**WRITTEN TASK**.
Rewrite every line of the data below as a numbered list, dropping any blank lines and leaving out the pictures.

**DATA ROWS**.
##########

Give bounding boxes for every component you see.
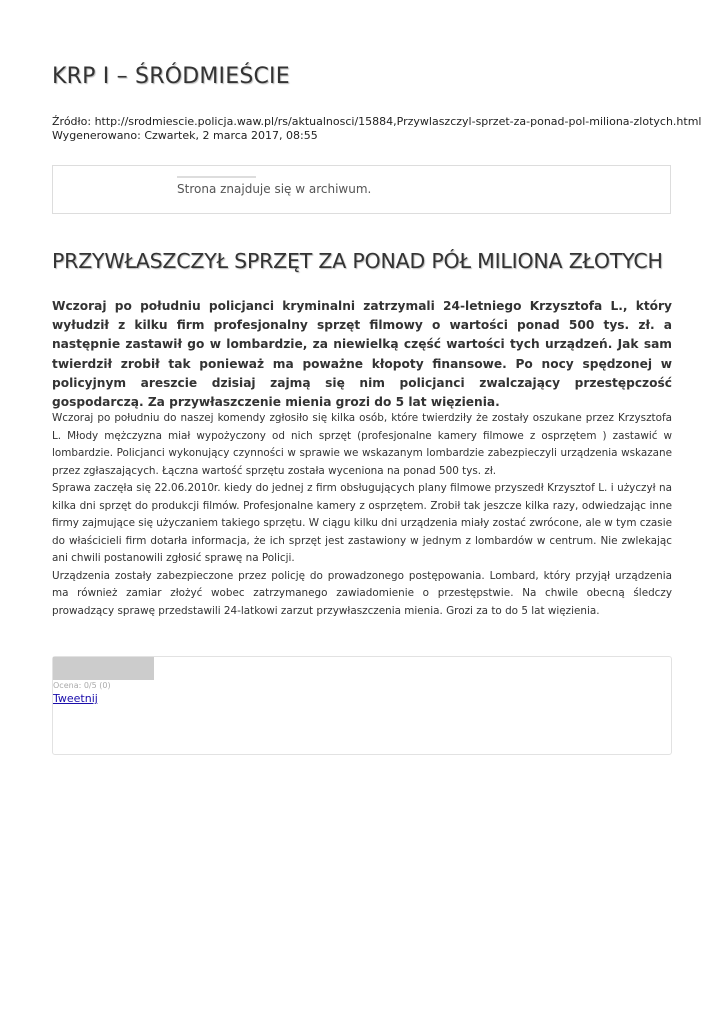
archive-divider	[177, 176, 256, 178]
rating-label: Ocena: 0/5 (0)	[53, 681, 111, 690]
article-paragraph: Urządzenia zostały zabezpieczone przez policję do prowadzonego postępowania. Lombard, który przyjął urządzenia ma również zamiar złożyć wobec zatrzymanego zawiadomienie o przestępstwie. Na chwile obecną śledczy prowadzący sprawę przedstawili 24-latkowi zarzut przywłaszczenia mienia. Grozi za to do 5 lat więzienia.	[52, 569, 672, 617]
article-paragraph: Wczoraj po południu do naszej komendy zgłosiło się kilka osób, które twierdziły że zostały oszukane przez Krzysztofa L. Młody mężczyzna miał wypożyczony od nich sprzęt (profesjonalne kamery filmowe z osprzętem ) zastawić w lombardzie. Policjanci wykonujący czynności w sprawie we wskazanym lombardzie zabezpieczyli urządzenia wskazane przez zgłaszających. Łączna wartość sprzętu została wyceniona na ponad 500 tys. zł.	[52, 412, 672, 477]
archive-notice	[52, 165, 671, 214]
tweet-link[interactable]: Tweetnij	[53, 692, 98, 705]
article-paragraph: Sprawa zaczęła się 22.06.2010r. kiedy do jednej z firm obsługujących plany filmowe przyszedł Krzysztof L. i użyczył na kilka dni sprzęt do produkcji filmów. Profesjonalne kamery z osprzętem. Zrobił tak jeszcze kilka razy, odwiedzając inne firmy zajmujące się użyczaniem takiego sprzętu. W ciągu kilku dni urządzenia miały zostać zwrócone, ale w tym czasie do właścicieli firm dotarła informacja, że ich sprzęt jest zastawiony w jednym z lombardów w centrum. Nie zwlekając ani chwili postanowili zgłosić sprawę na Policji.	[52, 482, 672, 564]
article-lead: Wczoraj po południu policjanci kryminalni zatrzymali 24-letniego Krzysztofa L., który wyłudził z kilku firm profesjonalny sprzęt filmowy o wartości ponad 500 tys. zł. a następnie zastawił go w lombardzie, za niewielką część wartości tych urządzeń. Jak sam twierdził zrobił tak ponieważ ma poważne kłopoty finansowe. Po nocy spędzonej w policyjnym areszcie dzisiaj zajmą się nim policjanci zwalczający przestępczość gospodarczą. Za przywłaszczenie mienia grozi do 5 lat więzienia.	[52, 299, 672, 410]
rating-panel	[52, 656, 672, 755]
source-url: Źródło: http://srodmiescie.policja.waw.pl/rs/aktualnosci/15884,Przywlaszczyl-sprzet-za-ponad-pol-miliona-zlotych.html	[52, 115, 702, 128]
article-body	[52, 410, 672, 620]
document-meta	[52, 115, 701, 143]
rating-stars-bar[interactable]	[53, 657, 154, 680]
site-title: KRP I – ŚRÓDMIEŚCIE	[52, 64, 290, 89]
archive-notice-text: Strona znajduje się w archiwum.	[177, 182, 372, 196]
generated-date: Wygenerowano: Czwartek, 2 marca 2017, 08:55	[52, 129, 318, 142]
article-title: PRZYWŁASZCZYŁ SPRZĘT ZA PONAD PÓŁ MILIONA ZŁOTYCH	[52, 249, 663, 273]
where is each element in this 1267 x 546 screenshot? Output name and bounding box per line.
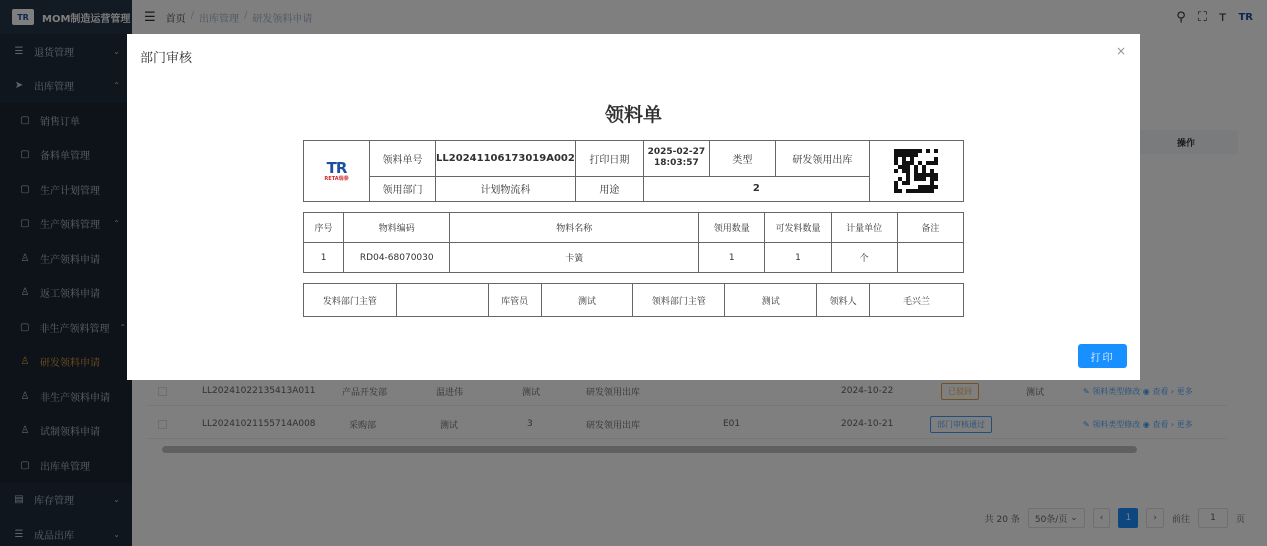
item-unit: 个 xyxy=(831,243,897,273)
recv-mgr-label: 领料部门主管 xyxy=(633,284,725,317)
use-label: 用途 xyxy=(575,176,643,201)
print-date-label: 打印日期 xyxy=(575,141,643,177)
no-label: 领料单号 xyxy=(370,141,436,177)
issue-mgr-label: 发料部门主管 xyxy=(304,284,397,317)
receiver-value: 毛兴兰 xyxy=(870,284,964,317)
items-table xyxy=(303,212,964,273)
use-value: 2 xyxy=(643,176,869,201)
print-date-value: 2025-02-27 18:03:57 xyxy=(643,141,709,177)
item-available: 1 xyxy=(765,243,831,273)
item-remark xyxy=(897,243,963,273)
no-value: LL20241106173019A002 xyxy=(436,141,576,177)
keeper-value: 测试 xyxy=(541,284,633,317)
item-seq: 1 xyxy=(304,243,344,273)
doc-title: 领料单 xyxy=(604,104,662,126)
keeper-label: 库管员 xyxy=(488,284,541,317)
reta-logo-text: RETA瑞泰 xyxy=(324,175,349,182)
col-name: 物料名称 xyxy=(450,213,699,243)
dialog-title: 部门审核 xyxy=(140,51,193,66)
type-value: 研发领用出库 xyxy=(775,141,869,177)
qr-code-icon xyxy=(894,149,938,193)
type-label: 类型 xyxy=(709,141,775,177)
receiver-label: 领料人 xyxy=(817,284,870,317)
item-code: RD04-68070030 xyxy=(344,243,450,273)
item-row xyxy=(304,243,964,273)
col-qty: 领用数量 xyxy=(699,213,765,243)
dept-label: 领用部门 xyxy=(370,176,436,201)
item-qty: 1 xyxy=(699,243,765,273)
doc-header-table xyxy=(303,140,964,202)
recv-mgr-value: 测试 xyxy=(725,284,817,317)
col-code: 物料编码 xyxy=(344,213,450,243)
dept-review-dialog xyxy=(127,34,1140,380)
doc-logo xyxy=(304,141,370,202)
qr-code xyxy=(869,141,963,202)
reta-logo-icon: TR xyxy=(326,158,347,177)
print-button[interactable]: 打印 xyxy=(1078,344,1127,368)
col-available: 可发料数量 xyxy=(765,213,831,243)
item-name: 卡簧 xyxy=(450,243,699,273)
col-unit: 计量单位 xyxy=(831,213,897,243)
close-icon[interactable]: × xyxy=(1115,44,1126,58)
col-remark: 备注 xyxy=(897,213,963,243)
col-seq: 序号 xyxy=(304,213,344,243)
signature-table xyxy=(303,283,964,317)
issue-mgr-value xyxy=(396,284,488,317)
dept-value: 计划物流科 xyxy=(436,176,576,201)
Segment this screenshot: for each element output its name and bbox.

##########

**ANSWER TO THIS PROBLEM**.
1. Give bounding boxes for every component you see.
2. archive-divider	[177, 176, 256, 178]
3. rating-label: Ocena: 0/5 (0)	[53, 681, 111, 690]
4. article-paragraph: Urządzenia zostały zabezpieczone przez policję do prowadzonego postępowania. Lombard, który przyjął urządzenia ma również zamiar złożyć wobec zatrzymanego zawiadomienie o przestępstwie. Na chwile obecną śledczy prowadzący sprawę przedstawili 24-latkowi zarzut przywłaszczenia mienia. Grozi za to do 5 lat więzienia.	[52, 569, 672, 617]
5. article-paragraph: Wczoraj po południu do naszej komendy zgłosiło się kilka osób, które twierdziły że zostały oszukane przez Krzysztofa L. Młody mężczyzna miał wypożyczony od nich sprzęt (profesjonalne kamery filmowe z osprzętem ) zastawić w lombardzie. Policjanci wykonujący czynności w sprawie we wskazanym lombardzie zabezpieczyli urządzenia wskazane przez zgłaszających. Łączna wartość sprzętu została wyceniona na ponad 500 tys. zł.	[52, 412, 672, 477]
6. archive-notice	[52, 165, 671, 214]
7. tweet-link[interactable]: Tweetnij	[53, 692, 98, 705]
8. article-paragraph: Sprawa zaczęła się 22.06.2010r. kiedy do jednej z firm obsługujących plany filmowe przyszedł Krzysztof L. i użyczył na kilka dni sprzęt do produkcji filmów. Profesjonalne kamery z osprzętem. Zrobił tak jeszcze kilka razy, odwiedzając inne firmy zajmujące się użyczaniem takiego sprzętu. W ciągu kilku dni urządzenia miały zostać zwrócone, ale w tym czasie do właścicieli firm dotarła informacja, że ich sprzęt jest zastawiony w jednym z lombardów w centrum. Nie zwlekając ani chwili postanowili zgłosić sprawę na Policji.	[52, 482, 672, 564]
9. article-lead: Wczoraj po południu policjanci kryminalni zatrzymali 24-letniego Krzysztofa L., który wyłudził z kilku firm profesjonalny sprzęt filmowy o wartości ponad 500 tys. zł. a następnie zastawił go w lombardzie, za niewielką część wartości tych urządzeń. Jak sam twierdził zrobił tak ponieważ ma poważne kłopoty finansowe. Po nocy spędzonej w policyjnym areszcie dzisiaj zajmą się nim policjanci zwalczający przestępczość gospodarczą. Za przywłaszczenie mienia grozi do 5 lat więzienia.	[52, 299, 672, 410]
10. rating-panel	[52, 656, 672, 755]
11. source-url: Źródło: http://srodmiescie.policja.waw.pl/rs/aktualnosci/15884,Przywlaszczyl-sprzet-za-ponad-pol-miliona-zlotych.html	[52, 115, 702, 128]
12. article-body	[52, 410, 672, 620]
13. document-meta	[52, 115, 701, 143]
14. rating-stars-bar[interactable]	[53, 657, 154, 680]
15. site-title: KRP I – ŚRÓDMIEŚCIE	[52, 64, 290, 89]
16. archive-notice-text: Strona znajduje się w archiwum.	[177, 182, 372, 196]
17. generated-date: Wygenerowano: Czwartek, 2 marca 2017, 08:55	[52, 129, 318, 142]
18. article-title: PRZYWŁASZCZYŁ SPRZĘT ZA PONAD PÓŁ MILIONA ZŁOTYCH	[52, 249, 663, 273]
19. where is each element in this 1267 x 546 screenshot? Output name and bounding box per line.
20. item-unit: 个 xyxy=(831,243,897,273)
21. recv-mgr-label: 领料部门主管 xyxy=(633,284,725,317)
22. use-label: 用途 xyxy=(575,176,643,201)
23. print-date-label: 打印日期 xyxy=(575,141,643,177)
24. no-label: 领料单号 xyxy=(370,141,436,177)
25. issue-mgr-label: 发料部门主管 xyxy=(304,284,397,317)
26. receiver-value: 毛兴兰 xyxy=(870,284,964,317)
27. items-table xyxy=(303,212,964,273)
28. use-value: 2 xyxy=(643,176,869,201)
29. print-date-value: 2025-02-27 18:03:57 xyxy=(643,141,709,177)
30. item-available: 1 xyxy=(765,243,831,273)
31. item-remark xyxy=(897,243,963,273)
32. no-value: LL20241106173019A002 xyxy=(436,141,576,177)
33. keeper-value: 测试 xyxy=(541,284,633,317)
34. item-seq: 1 xyxy=(304,243,344,273)
35. doc-title: 领料单 xyxy=(604,104,662,126)
36. keeper-label: 库管员 xyxy=(488,284,541,317)
37. reta-logo-text: RETA瑞泰 xyxy=(324,175,349,182)
38. col-name: 物料名称 xyxy=(450,213,699,243)
39. dialog-title: 部门审核 xyxy=(140,51,193,66)
40. type-value: 研发领用出库 xyxy=(775,141,869,177)
41. qr-code-icon xyxy=(894,149,938,193)
42. type-label: 类型 xyxy=(709,141,775,177)
43. receiver-label: 领料人 xyxy=(817,284,870,317)
44. item-code: RD04-68070030 xyxy=(344,243,450,273)
45. item-row xyxy=(304,243,964,273)
46. col-qty: 领用数量 xyxy=(699,213,765,243)
47. dept-label: 领用部门 xyxy=(370,176,436,201)
48. item-qty: 1 xyxy=(699,243,765,273)
49. doc-header-table xyxy=(303,140,964,202)
50. recv-mgr-value: 测试 xyxy=(725,284,817,317)
51. col-code: 物料编码 xyxy=(344,213,450,243)
52. dept-review-dialog xyxy=(127,34,1140,380)
53. doc-logo xyxy=(304,141,370,202)
54. qr-code xyxy=(869,141,963,202)
55. reta-logo-icon: TR xyxy=(326,158,347,177)
56. print-button[interactable]: 打印 xyxy=(1078,344,1127,368)
57. col-available: 可发料数量 xyxy=(765,213,831,243)
58. item-name: 卡簧 xyxy=(450,243,699,273)
59. col-unit: 计量单位 xyxy=(831,213,897,243)
60. close-icon[interactable]: × xyxy=(1115,44,1126,58)
61. col-remark: 备注 xyxy=(897,213,963,243)
62. col-seq: 序号 xyxy=(304,213,344,243)
63. signature-table xyxy=(303,283,964,317)
64. issue-mgr-value xyxy=(396,284,488,317)
65. dept-value: 计划物流科 xyxy=(436,176,576,201)
66. Segment this screenshot: for each element output its name and bbox.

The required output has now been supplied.